- [Given task]:
Scan the material for the word "name", and copy each line where it shows up.
___ Dataset records ___
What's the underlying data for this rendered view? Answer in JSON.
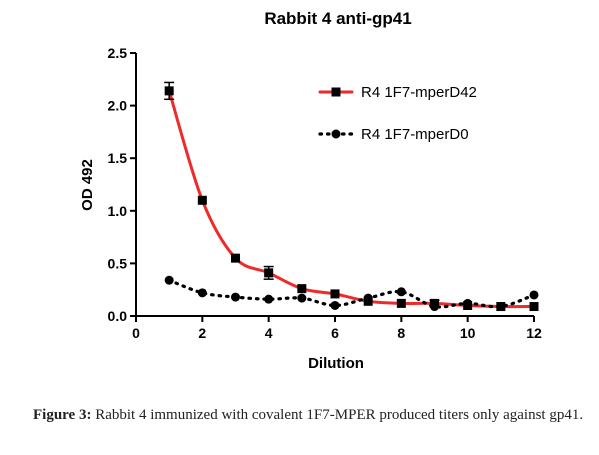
{
  "chart_data": {
    "type": "line",
    "title": "Rabbit 4 anti-gp41",
    "xlabel": "Dilution",
    "ylabel": "OD 492",
    "xlim": [
      0,
      12
    ],
    "ylim": [
      0,
      2.5
    ],
    "xticks": [
      0,
      2,
      4,
      6,
      8,
      10,
      12
    ],
    "yticks": [
      0.0,
      0.5,
      1.0,
      1.5,
      2.0,
      2.5
    ],
    "xtick_labels": [
      "0",
      "2",
      "4",
      "6",
      "8",
      "10",
      "12"
    ],
    "ytick_labels": [
      "0.0",
      "0.5",
      "1.0",
      "1.5",
      "2.0",
      "2.5"
    ],
    "grid": false,
    "legend_position": "top-right",
    "series": [
      {
        "name": "R4 1F7-mperD42",
        "color": "#ee2a2a",
        "marker": "square",
        "line": "solid",
        "x": [
          1,
          2,
          3,
          4,
          5,
          6,
          7,
          8,
          9,
          10,
          11,
          12
        ],
        "y": [
          2.14,
          1.1,
          0.55,
          0.41,
          0.26,
          0.21,
          0.14,
          0.12,
          0.12,
          0.1,
          0.09,
          0.09
        ],
        "error": [
          0.08,
          0,
          0,
          0.06,
          0,
          0,
          0,
          0,
          0.03,
          0,
          0,
          0
        ]
      },
      {
        "name": "R4 1F7-mperD0",
        "color": "#000000",
        "marker": "circle",
        "line": "dotted",
        "x": [
          1,
          2,
          3,
          4,
          5,
          6,
          7,
          8,
          9,
          10,
          11,
          12
        ],
        "y": [
          0.34,
          0.22,
          0.18,
          0.16,
          0.17,
          0.1,
          0.17,
          0.23,
          0.09,
          0.12,
          0.09,
          0.2
        ],
        "error": [
          0,
          0,
          0,
          0,
          0,
          0,
          0,
          0,
          0,
          0,
          0,
          0
        ]
      }
    ]
  },
  "caption": {
    "label": "Figure 3:",
    "text": "Rabbit 4 immunized with covalent 1F7-MPER produced titers only against gp41."
  }
}
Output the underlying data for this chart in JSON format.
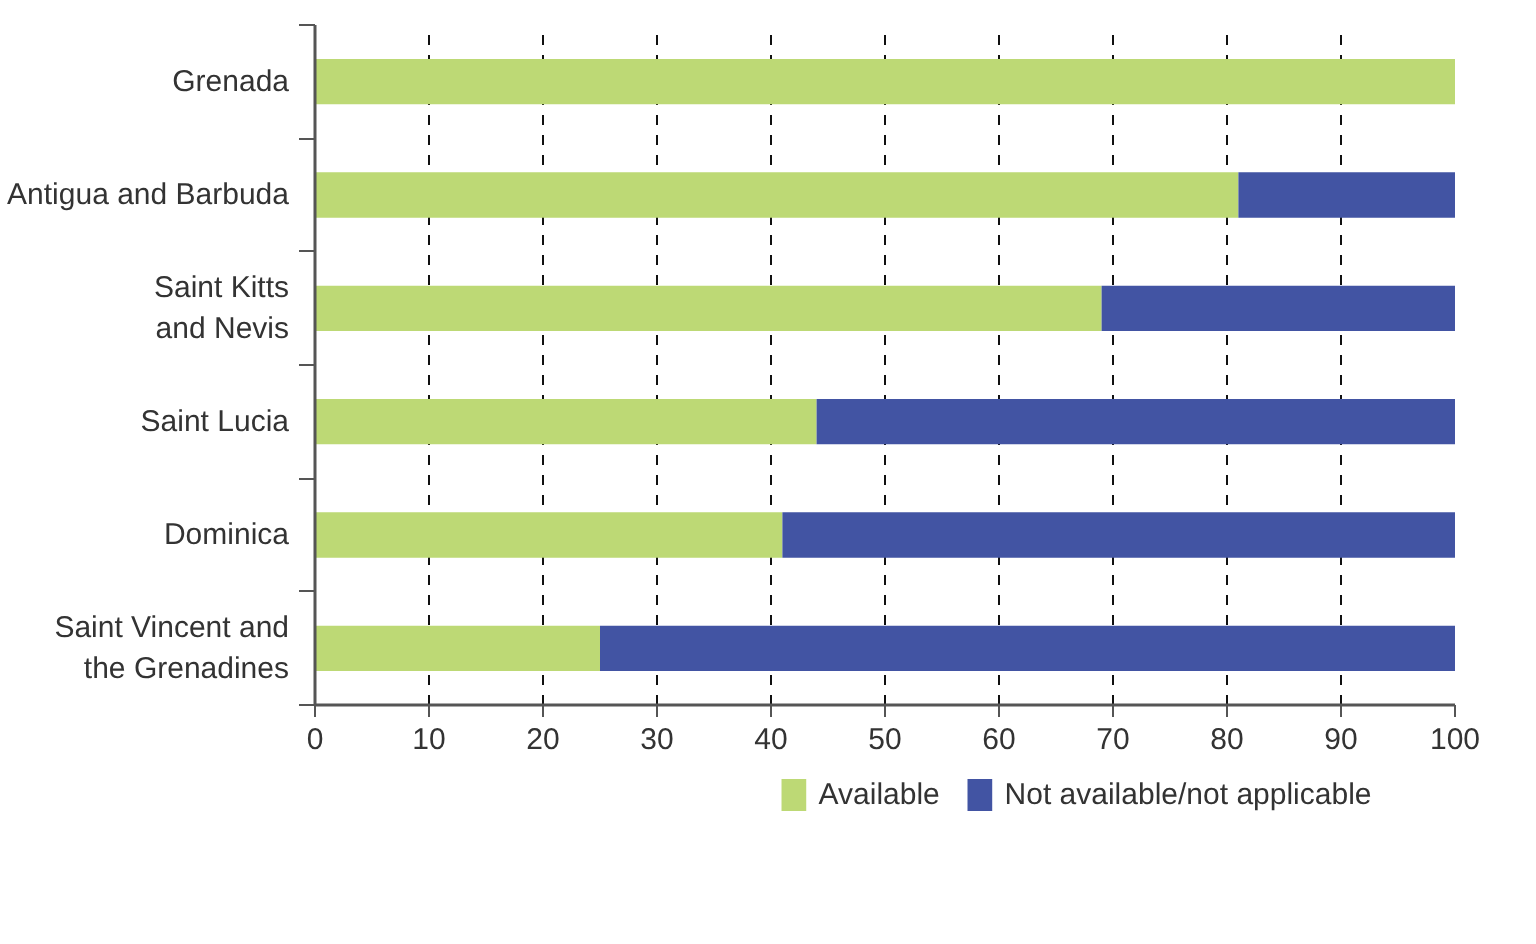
{
  "chart_data": {
    "type": "bar",
    "orientation": "horizontal",
    "stacked": true,
    "categories": [
      "Grenada",
      "Antigua and Barbuda",
      "Saint Kitts\nand Nevis",
      "Saint Lucia",
      "Dominica",
      "Saint Vincent and\nthe Grenadines"
    ],
    "series": [
      {
        "name": "Available",
        "color": "#bdd975",
        "values": [
          100,
          81,
          69,
          44,
          41,
          25
        ]
      },
      {
        "name": "Not available/not applicable",
        "color": "#4254a3",
        "values": [
          0,
          19,
          31,
          56,
          59,
          75
        ]
      }
    ],
    "xlim": [
      0,
      100
    ],
    "xticks": [
      0,
      10,
      20,
      30,
      40,
      50,
      60,
      70,
      80,
      90,
      100
    ],
    "grid": "x",
    "legend": "bottom"
  }
}
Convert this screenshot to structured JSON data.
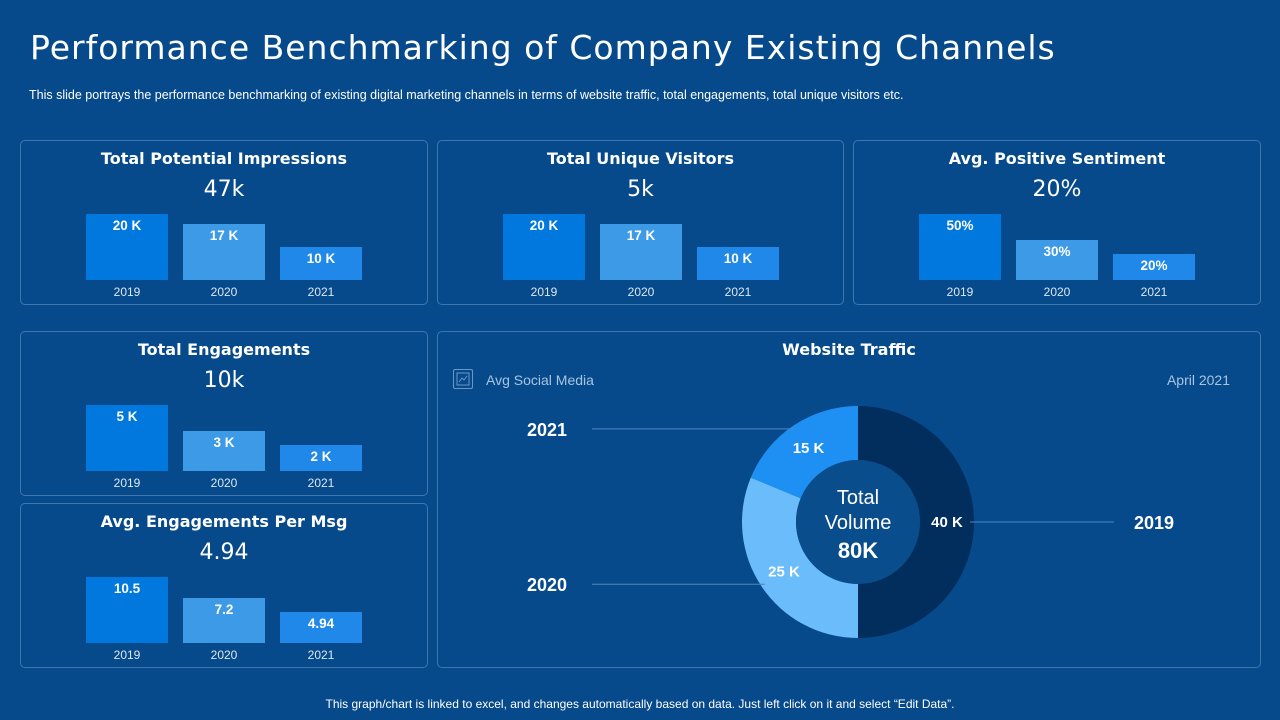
{
  "header": {
    "title": "Performance Benchmarking of Company Existing Channels",
    "subtitle": "This slide portrays the performance  benchmarking of existing digital marketing channels in terms of website traffic, total engagements, total unique visitors etc."
  },
  "footer": {
    "text": "This graph/chart is linked to excel, and changes automatically based on data. Just left click on it and select “Edit Data”."
  },
  "colors": {
    "background": "#064a8c",
    "bar_2019": "#0078de",
    "bar_2020": "#3d9ae6",
    "bar_2021": "#1f88e8",
    "donut_2019": "#012e5c",
    "donut_2020": "#6bbcfb",
    "donut_2021": "#1f90f3",
    "donut_center": "#0a4d8c"
  },
  "chart_data": [
    {
      "type": "bar",
      "title": "Total Potential Impressions",
      "headline": "47k",
      "categories": [
        "2019",
        "2020",
        "2021"
      ],
      "values": [
        20,
        17,
        10
      ],
      "labels": [
        "20 K",
        "17 K",
        "10 K"
      ]
    },
    {
      "type": "bar",
      "title": "Total Unique Visitors",
      "headline": "5k",
      "categories": [
        "2019",
        "2020",
        "2021"
      ],
      "values": [
        20,
        17,
        10
      ],
      "labels": [
        "20 K",
        "17 K",
        "10 K"
      ]
    },
    {
      "type": "bar",
      "title": "Avg. Positive Sentiment",
      "headline": "20%",
      "categories": [
        "2019",
        "2020",
        "2021"
      ],
      "values": [
        50,
        30,
        20
      ],
      "labels": [
        "50%",
        "30%",
        "20%"
      ]
    },
    {
      "type": "bar",
      "title": "Total Engagements",
      "headline": "10k",
      "categories": [
        "2019",
        "2020",
        "2021"
      ],
      "values": [
        5,
        3,
        2
      ],
      "labels": [
        "5 K",
        "3 K",
        "2 K"
      ]
    },
    {
      "type": "bar",
      "title": "Avg. Engagements Per Msg",
      "headline": "4.94",
      "categories": [
        "2019",
        "2020",
        "2021"
      ],
      "values": [
        10.5,
        7.2,
        4.94
      ],
      "labels": [
        "10.5",
        "7.2",
        "4.94"
      ]
    },
    {
      "type": "pie",
      "title": "Website Traffic",
      "legend": "Avg Social Media",
      "date": "April 2021",
      "center_label_line1": "Total",
      "center_label_line2": "Volume",
      "center_value": "80K",
      "categories": [
        "2019",
        "2020",
        "2021"
      ],
      "values": [
        40,
        25,
        15
      ],
      "labels": [
        "40 K",
        "25 K",
        "15 K"
      ]
    }
  ]
}
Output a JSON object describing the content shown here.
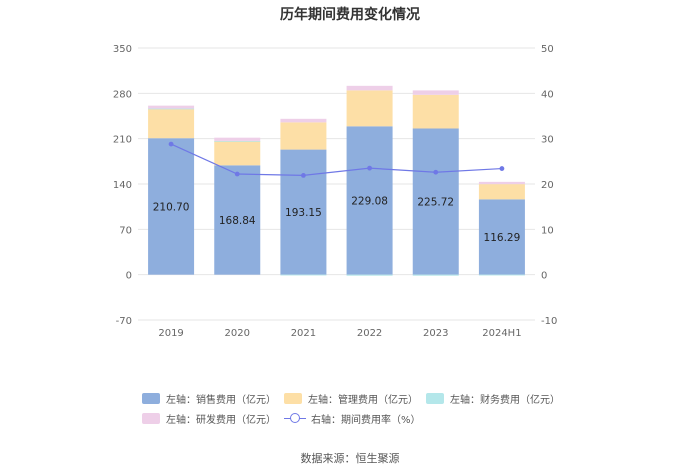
{
  "chart_data": {
    "type": "bar",
    "title": "历年期间费用变化情况",
    "categories": [
      "2019",
      "2020",
      "2021",
      "2022",
      "2023",
      "2024H1"
    ],
    "left_axis": {
      "min": -70,
      "max": 350,
      "ticks": [
        -70,
        0,
        70,
        140,
        210,
        280,
        350
      ]
    },
    "right_axis": {
      "min": -10,
      "max": 50,
      "ticks": [
        -10,
        0,
        10,
        20,
        30,
        40,
        50
      ]
    },
    "series": [
      {
        "name": "左轴：销售费用（亿元）",
        "axis": "left",
        "kind": "bar",
        "color": "#8eaedd",
        "values": [
          210.7,
          168.84,
          193.15,
          229.08,
          225.72,
          116.29
        ],
        "labels": [
          "210.70",
          "168.84",
          "193.15",
          "229.08",
          "225.72",
          "116.29"
        ]
      },
      {
        "name": "左轴：管理费用（亿元）",
        "axis": "left",
        "kind": "bar",
        "color": "#fddfa6",
        "values": [
          45.5,
          37.5,
          42.0,
          55.5,
          52.0,
          23.5
        ]
      },
      {
        "name": "左轴：财务费用（亿元）",
        "axis": "left",
        "kind": "bar",
        "color": "#b4e7ea",
        "values": [
          0.3,
          0.2,
          -0.3,
          -1.6,
          -1.6,
          -1.2
        ]
      },
      {
        "name": "左轴：研发费用（亿元）",
        "axis": "left",
        "kind": "bar",
        "color": "#eecfe8",
        "values": [
          4.5,
          5.0,
          5.5,
          7.0,
          6.8,
          3.5
        ]
      },
      {
        "name": "右轴：期间费用率（%）",
        "axis": "right",
        "kind": "line",
        "color": "#6f78e6",
        "values": [
          28.8,
          22.2,
          21.9,
          23.5,
          22.6,
          23.4
        ]
      }
    ]
  },
  "legend": [
    {
      "label": "左轴：销售费用（亿元）",
      "color": "#8eaedd",
      "kind": "bar"
    },
    {
      "label": "左轴：管理费用（亿元）",
      "color": "#fddfa6",
      "kind": "bar"
    },
    {
      "label": "左轴：财务费用（亿元）",
      "color": "#b4e7ea",
      "kind": "bar"
    },
    {
      "label": "左轴：研发费用（亿元）",
      "color": "#eecfe8",
      "kind": "bar"
    },
    {
      "label": "右轴：期间费用率（%）",
      "color": "#6f78e6",
      "kind": "line"
    }
  ],
  "source": "数据来源：恒生聚源"
}
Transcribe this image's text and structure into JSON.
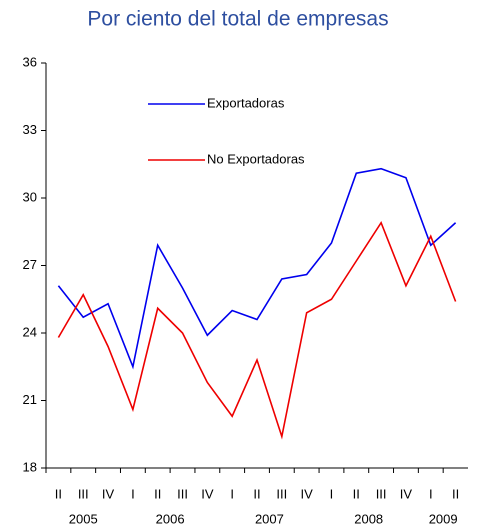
{
  "chart_data": {
    "type": "line",
    "title": "Por ciento del total de empresas",
    "category_groups": [
      {
        "label": "2005",
        "categories": [
          "II",
          "III",
          "IV"
        ]
      },
      {
        "label": "2006",
        "categories": [
          "I",
          "II",
          "III",
          "IV"
        ]
      },
      {
        "label": "2007",
        "categories": [
          "I",
          "II",
          "III",
          "IV"
        ]
      },
      {
        "label": "2008",
        "categories": [
          "I",
          "II",
          "III",
          "IV"
        ]
      },
      {
        "label": "2009",
        "categories": [
          "I",
          "II"
        ]
      }
    ],
    "series": [
      {
        "name": "Exportadoras",
        "color": "#0000ee",
        "values": [
          26.1,
          24.7,
          25.3,
          22.5,
          27.9,
          26.0,
          23.9,
          25.0,
          24.6,
          26.4,
          26.6,
          28.0,
          31.1,
          31.3,
          30.9,
          27.9,
          28.9
        ]
      },
      {
        "name": "No Exportadoras",
        "color": "#ee0000",
        "values": [
          23.8,
          25.7,
          23.4,
          20.6,
          25.1,
          24.0,
          21.8,
          20.3,
          22.8,
          19.4,
          24.9,
          25.5,
          27.2,
          28.9,
          26.1,
          28.3,
          25.4
        ]
      }
    ],
    "ylim": [
      18,
      36
    ],
    "yticks": [
      18,
      21,
      24,
      27,
      30,
      33,
      36
    ]
  }
}
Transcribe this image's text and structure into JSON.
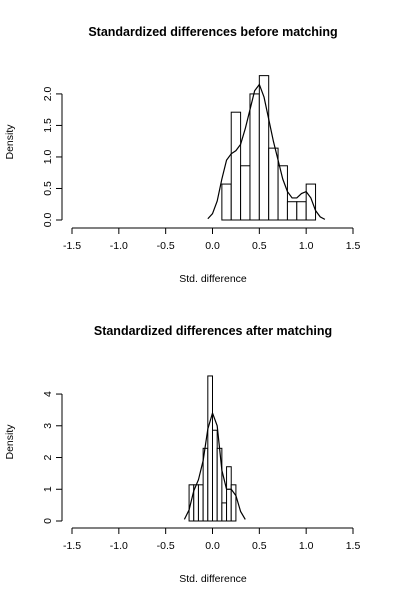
{
  "chart_data": [
    {
      "type": "histogram",
      "title": "Standardized differences before matching",
      "xlabel": "Std. difference",
      "ylabel": "Density",
      "xlim": [
        -1.5,
        1.5
      ],
      "ylim": [
        0,
        2.3
      ],
      "x_ticks": [
        -1.5,
        -1.0,
        -0.5,
        0.0,
        0.5,
        1.0,
        1.5
      ],
      "x_tick_labels": [
        "-1.5",
        "-1.0",
        "-0.5",
        "0.0",
        "0.5",
        "1.0",
        "1.5"
      ],
      "y_ticks": [
        0,
        0.5,
        1.0,
        1.5,
        2.0
      ],
      "y_tick_labels": [
        "0.0",
        "0.5",
        "1.0",
        "1.5",
        "2.0"
      ],
      "bin_width": 0.1,
      "bins": [
        {
          "start": 0.1,
          "end": 0.2,
          "density": 0.57
        },
        {
          "start": 0.2,
          "end": 0.3,
          "density": 1.71
        },
        {
          "start": 0.3,
          "end": 0.4,
          "density": 0.86
        },
        {
          "start": 0.4,
          "end": 0.5,
          "density": 2.0
        },
        {
          "start": 0.5,
          "end": 0.6,
          "density": 2.29
        },
        {
          "start": 0.6,
          "end": 0.7,
          "density": 1.14
        },
        {
          "start": 0.7,
          "end": 0.8,
          "density": 0.86
        },
        {
          "start": 0.8,
          "end": 0.9,
          "density": 0.29
        },
        {
          "start": 0.9,
          "end": 1.0,
          "density": 0.29
        },
        {
          "start": 1.0,
          "end": 1.1,
          "density": 0.57
        }
      ],
      "density_curve": {
        "x": [
          -0.05,
          0.0,
          0.05,
          0.1,
          0.15,
          0.2,
          0.25,
          0.3,
          0.35,
          0.4,
          0.45,
          0.5,
          0.55,
          0.6,
          0.65,
          0.7,
          0.75,
          0.8,
          0.85,
          0.9,
          0.95,
          1.0,
          1.05,
          1.1,
          1.15,
          1.2
        ],
        "y": [
          0.02,
          0.1,
          0.3,
          0.65,
          0.95,
          1.05,
          1.1,
          1.2,
          1.45,
          1.75,
          2.05,
          2.15,
          1.95,
          1.6,
          1.25,
          0.95,
          0.65,
          0.45,
          0.35,
          0.35,
          0.42,
          0.45,
          0.35,
          0.15,
          0.05,
          0.01
        ]
      }
    },
    {
      "type": "histogram",
      "title": "Standardized differences after matching",
      "xlabel": "Std. difference",
      "ylabel": "Density",
      "xlim": [
        -1.5,
        1.5
      ],
      "ylim": [
        0,
        4.6
      ],
      "x_ticks": [
        -1.5,
        -1.0,
        -0.5,
        0.0,
        0.5,
        1.0,
        1.5
      ],
      "x_tick_labels": [
        "-1.5",
        "-1.0",
        "-0.5",
        "0.0",
        "0.5",
        "1.0",
        "1.5"
      ],
      "y_ticks": [
        0,
        1,
        2,
        3,
        4
      ],
      "y_tick_labels": [
        "0",
        "1",
        "2",
        "3",
        "4"
      ],
      "bin_width": 0.05,
      "bins": [
        {
          "start": -0.25,
          "end": -0.2,
          "density": 1.14
        },
        {
          "start": -0.2,
          "end": -0.15,
          "density": 1.14
        },
        {
          "start": -0.15,
          "end": -0.1,
          "density": 1.14
        },
        {
          "start": -0.1,
          "end": -0.05,
          "density": 2.29
        },
        {
          "start": -0.05,
          "end": 0.0,
          "density": 4.57
        },
        {
          "start": 0.0,
          "end": 0.05,
          "density": 2.86
        },
        {
          "start": 0.05,
          "end": 0.1,
          "density": 2.29
        },
        {
          "start": 0.1,
          "end": 0.15,
          "density": 0.57
        },
        {
          "start": 0.15,
          "end": 0.2,
          "density": 1.71
        },
        {
          "start": 0.2,
          "end": 0.25,
          "density": 1.14
        }
      ],
      "density_curve": {
        "x": [
          -0.3,
          -0.25,
          -0.2,
          -0.15,
          -0.1,
          -0.05,
          0.0,
          0.05,
          0.1,
          0.15,
          0.2,
          0.25,
          0.3,
          0.35
        ],
        "y": [
          0.05,
          0.35,
          0.95,
          1.3,
          1.9,
          2.9,
          3.4,
          3.0,
          1.6,
          1.0,
          1.0,
          0.8,
          0.3,
          0.05
        ]
      }
    }
  ]
}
___
- [Correct output]:
        "name": "R4 1F7-mperD42",
        "name": "R4 1F7-mperD0",
        "name": "Available",
        "name": "Not available/not applicable",
        "name": "左轴：销售费用（亿元）",
        "name": "左轴：管理费用（亿元）",
        "name": "左轴：财务费用（亿元）",
        "name": "左轴：研发费用（亿元）",
        "name": "右轴：期间费用率（%）",
        "name": "Exportadoras",
        "name": "No Exportadoras",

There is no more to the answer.